**Instructions for the task**
Images excluded, repeat each entry below exactly.

**Exercise material**
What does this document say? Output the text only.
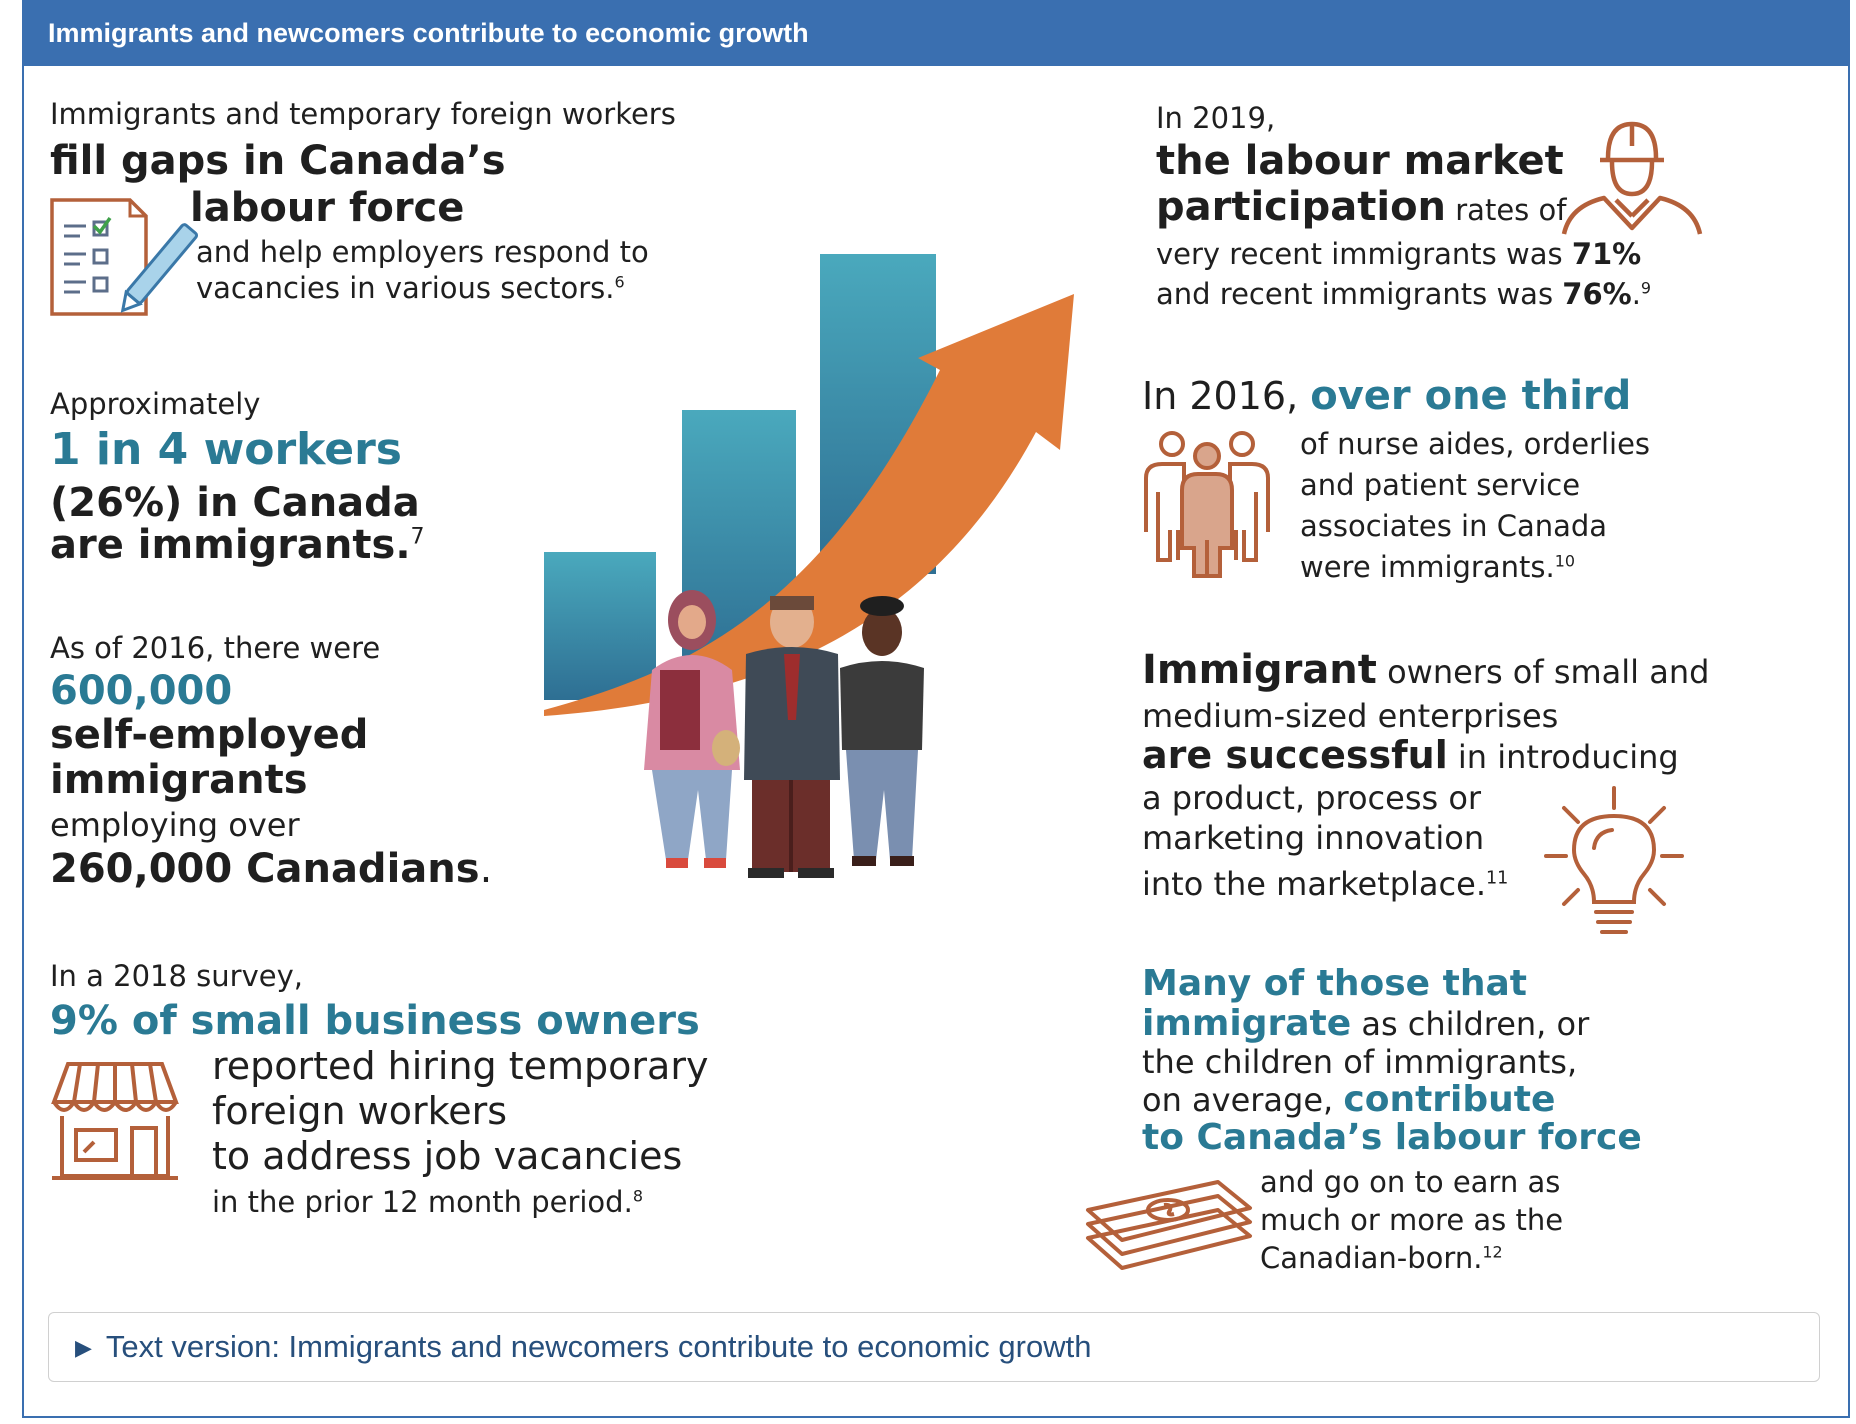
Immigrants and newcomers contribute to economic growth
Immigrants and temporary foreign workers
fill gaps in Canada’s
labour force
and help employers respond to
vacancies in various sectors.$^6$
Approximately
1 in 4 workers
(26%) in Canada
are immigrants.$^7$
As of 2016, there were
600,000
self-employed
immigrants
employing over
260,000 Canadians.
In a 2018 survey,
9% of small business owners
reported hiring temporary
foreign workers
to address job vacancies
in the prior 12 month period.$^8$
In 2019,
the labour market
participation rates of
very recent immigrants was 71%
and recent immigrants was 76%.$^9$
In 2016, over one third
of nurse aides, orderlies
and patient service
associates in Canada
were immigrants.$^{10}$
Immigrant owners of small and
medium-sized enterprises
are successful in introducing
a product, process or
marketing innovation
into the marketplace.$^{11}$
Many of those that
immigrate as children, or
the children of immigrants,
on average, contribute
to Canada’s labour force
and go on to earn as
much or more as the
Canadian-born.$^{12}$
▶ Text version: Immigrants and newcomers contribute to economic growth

**Result of the exercise**
What does this document say? Output the text only.
Immigrants and newcomers contribute to economic growth
Immigrants and temporary foreign workers
fill gaps in Canada’s
labour force
and help employers respond to
vacancies in various sectors.$^6$
Approximately
1 in 4 workers
(26%) in Canada
are immigrants.$^7$
As of 2016, there were
600,000
self-employed
immigrants
employing over
260,000 Canadians.
In a 2018 survey,
9% of small business owners
reported hiring temporary
foreign workers
to address job vacancies
in the prior 12 month period.$^8$
In 2019,
the labour market
participation rates of
very recent immigrants was 71%
and recent immigrants was 76%.$^9$
In 2016, over one third
of nurse aides, orderlies
and patient service
associates in Canada
were immigrants.$^{10}$
Immigrant owners of small and
medium-sized enterprises
are successful in introducing
a product, process or
marketing innovation
into the marketplace.$^{11}$
Many of those that
immigrate as children, or
the children of immigrants,
on average, contribute
to Canada’s labour force
and go on to earn as
much or more as the
Canadian-born.$^{12}$
▶ Text version: Immigrants and newcomers contribute to economic growth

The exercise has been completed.